> _Data entries_
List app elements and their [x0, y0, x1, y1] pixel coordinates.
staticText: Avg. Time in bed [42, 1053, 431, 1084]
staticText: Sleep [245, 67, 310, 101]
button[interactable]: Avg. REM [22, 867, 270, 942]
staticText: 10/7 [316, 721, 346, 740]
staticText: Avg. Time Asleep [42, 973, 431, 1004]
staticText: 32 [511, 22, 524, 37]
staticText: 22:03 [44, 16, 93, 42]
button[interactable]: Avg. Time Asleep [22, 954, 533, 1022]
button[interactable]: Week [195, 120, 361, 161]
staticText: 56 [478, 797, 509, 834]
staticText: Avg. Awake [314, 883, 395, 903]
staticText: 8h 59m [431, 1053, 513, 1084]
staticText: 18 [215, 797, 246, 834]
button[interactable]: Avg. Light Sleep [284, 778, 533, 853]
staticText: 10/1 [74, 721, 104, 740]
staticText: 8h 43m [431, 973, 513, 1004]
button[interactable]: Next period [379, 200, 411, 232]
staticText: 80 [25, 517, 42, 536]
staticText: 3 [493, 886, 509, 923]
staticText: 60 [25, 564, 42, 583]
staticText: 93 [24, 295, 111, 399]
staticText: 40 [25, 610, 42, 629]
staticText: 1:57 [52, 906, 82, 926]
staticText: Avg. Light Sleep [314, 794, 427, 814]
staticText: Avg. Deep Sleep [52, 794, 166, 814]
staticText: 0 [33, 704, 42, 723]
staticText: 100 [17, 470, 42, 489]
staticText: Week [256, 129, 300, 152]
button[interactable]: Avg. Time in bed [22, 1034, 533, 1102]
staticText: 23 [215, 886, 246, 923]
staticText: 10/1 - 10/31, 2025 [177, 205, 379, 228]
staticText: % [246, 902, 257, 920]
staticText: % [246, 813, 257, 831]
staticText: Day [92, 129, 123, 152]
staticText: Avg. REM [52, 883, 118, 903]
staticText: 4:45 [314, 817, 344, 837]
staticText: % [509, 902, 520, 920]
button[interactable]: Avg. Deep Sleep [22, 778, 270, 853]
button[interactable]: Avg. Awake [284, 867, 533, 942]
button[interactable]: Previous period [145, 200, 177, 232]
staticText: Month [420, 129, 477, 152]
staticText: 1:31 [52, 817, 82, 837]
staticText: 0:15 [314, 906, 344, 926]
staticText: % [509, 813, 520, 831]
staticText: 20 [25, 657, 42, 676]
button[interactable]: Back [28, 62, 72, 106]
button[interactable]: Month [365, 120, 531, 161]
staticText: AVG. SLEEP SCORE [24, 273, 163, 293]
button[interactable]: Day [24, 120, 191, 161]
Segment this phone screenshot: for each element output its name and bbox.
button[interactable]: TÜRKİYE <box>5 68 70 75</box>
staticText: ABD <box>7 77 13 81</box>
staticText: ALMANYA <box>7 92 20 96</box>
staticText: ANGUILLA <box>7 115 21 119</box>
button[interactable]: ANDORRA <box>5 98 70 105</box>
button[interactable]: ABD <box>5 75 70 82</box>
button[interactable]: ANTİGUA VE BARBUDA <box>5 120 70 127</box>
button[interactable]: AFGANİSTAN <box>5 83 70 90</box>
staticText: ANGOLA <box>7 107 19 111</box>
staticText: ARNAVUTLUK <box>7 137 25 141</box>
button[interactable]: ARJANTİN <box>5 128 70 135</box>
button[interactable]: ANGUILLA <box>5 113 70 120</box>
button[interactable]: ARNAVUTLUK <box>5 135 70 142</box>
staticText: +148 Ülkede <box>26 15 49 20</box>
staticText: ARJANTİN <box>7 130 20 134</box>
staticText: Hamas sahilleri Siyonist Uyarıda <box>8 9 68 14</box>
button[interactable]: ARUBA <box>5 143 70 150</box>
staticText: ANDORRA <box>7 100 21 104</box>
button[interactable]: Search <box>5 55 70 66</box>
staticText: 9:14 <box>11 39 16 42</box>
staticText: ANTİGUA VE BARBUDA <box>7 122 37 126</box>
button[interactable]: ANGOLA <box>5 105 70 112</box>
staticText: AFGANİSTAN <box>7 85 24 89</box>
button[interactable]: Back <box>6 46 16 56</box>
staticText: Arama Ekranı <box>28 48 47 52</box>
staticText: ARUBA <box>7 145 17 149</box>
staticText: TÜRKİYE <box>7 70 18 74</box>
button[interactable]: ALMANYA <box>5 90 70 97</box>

> _Prompt_
Can you write out every line of the records again, substituting "Year" for "Month" and leaving everything else unchanged?

> _Solution for this problem_
List app elements and their [x0, y0, x1, y1] pixel coordinates.
staticText: Avg. Time in bed [42, 1053, 431, 1084]
staticText: Sleep [245, 67, 310, 101]
button[interactable]: Avg. REM [22, 867, 270, 942]
staticText: 10/7 [316, 721, 346, 740]
staticText: Avg. Time Asleep [42, 973, 431, 1004]
staticText: 32 [511, 22, 524, 37]
staticText: 22:03 [44, 16, 93, 42]
button[interactable]: Avg. Time Asleep [22, 954, 533, 1022]
button[interactable]: Week [195, 120, 361, 161]
staticText: 56 [478, 797, 509, 834]
staticText: Avg. Awake [314, 883, 395, 903]
staticText: 8h 59m [431, 1053, 513, 1084]
staticText: 18 [215, 797, 246, 834]
button[interactable]: Avg. Light Sleep [284, 778, 533, 853]
staticText: 10/1 [74, 721, 104, 740]
staticText: 8h 43m [431, 973, 513, 1004]
button[interactable]: Next period [379, 200, 411, 232]
staticText: 80 [25, 517, 42, 536]
staticText: 3 [493, 886, 509, 923]
staticText: 60 [25, 564, 42, 583]
staticText: 93 [24, 295, 111, 399]
staticText: 40 [25, 610, 42, 629]
staticText: 1:57 [52, 906, 82, 926]
staticText: Avg. Light Sleep [314, 794, 427, 814]
staticText: Avg. Deep Sleep [52, 794, 166, 814]
staticText: 0 [33, 704, 42, 723]
staticText: 100 [17, 470, 42, 489]
staticText: Week [256, 129, 300, 152]
button[interactable]: Avg. Time in bed [22, 1034, 533, 1102]
staticText: 23 [215, 886, 246, 923]
staticText: 10/1 - 10/31, 2025 [177, 205, 379, 228]
staticText: % [246, 902, 257, 920]
staticText: % [246, 813, 257, 831]
staticText: Day [92, 129, 123, 152]
staticText: Avg. REM [52, 883, 118, 903]
staticText: 4:45 [314, 817, 344, 837]
staticText: % [509, 902, 520, 920]
button[interactable]: Avg. Deep Sleep [22, 778, 270, 853]
button[interactable]: Avg. Awake [284, 867, 533, 942]
button[interactable]: Previous period [145, 200, 177, 232]
staticText: Year [420, 129, 477, 152]
staticText: 1:31 [52, 817, 82, 837]
staticText: 0:15 [314, 906, 344, 926]
staticText: % [509, 813, 520, 831]
staticText: 20 [25, 657, 42, 676]
button[interactable]: Back [28, 62, 72, 106]
button[interactable]: Year [365, 120, 531, 161]
staticText: AVG. SLEEP SCORE [24, 273, 163, 293]
button[interactable]: Day [24, 120, 191, 161]
Segment this phone screenshot: for each element output its name and bbox.
button[interactable]: TÜRKİYE <box>5 68 70 75</box>
staticText: ABD <box>7 77 13 81</box>
staticText: ALMANYA <box>7 92 20 96</box>
staticText: ANGUILLA <box>7 115 21 119</box>
button[interactable]: ANDORRA <box>5 98 70 105</box>
button[interactable]: ABD <box>5 75 70 82</box>
button[interactable]: ANTİGUA VE BARBUDA <box>5 120 70 127</box>
button[interactable]: AFGANİSTAN <box>5 83 70 90</box>
staticText: ANGOLA <box>7 107 19 111</box>
staticText: ARNAVUTLUK <box>7 137 25 141</box>
button[interactable]: ARJANTİN <box>5 128 70 135</box>
button[interactable]: ANGUILLA <box>5 113 70 120</box>
button[interactable]: ARNAVUTLUK <box>5 135 70 142</box>
staticText: +148 Ülkede <box>26 15 49 20</box>
staticText: ARJANTİN <box>7 130 20 134</box>
staticText: Hamas sahilleri Siyonist Uyarıda <box>8 9 68 14</box>
button[interactable]: ARUBA <box>5 143 70 150</box>
staticText: ANDORRA <box>7 100 21 104</box>
button[interactable]: Search <box>5 55 70 66</box>
staticText: 9:14 <box>11 39 16 42</box>
staticText: ANTİGUA VE BARBUDA <box>7 122 37 126</box>
button[interactable]: ANGOLA <box>5 105 70 112</box>
staticText: AFGANİSTAN <box>7 85 24 89</box>
button[interactable]: Back <box>6 46 16 56</box>
staticText: Arama Ekranı <box>28 48 47 52</box>
staticText: ARUBA <box>7 145 17 149</box>
staticText: TÜRKİYE <box>7 70 18 74</box>
button[interactable]: ALMANYA <box>5 90 70 97</box>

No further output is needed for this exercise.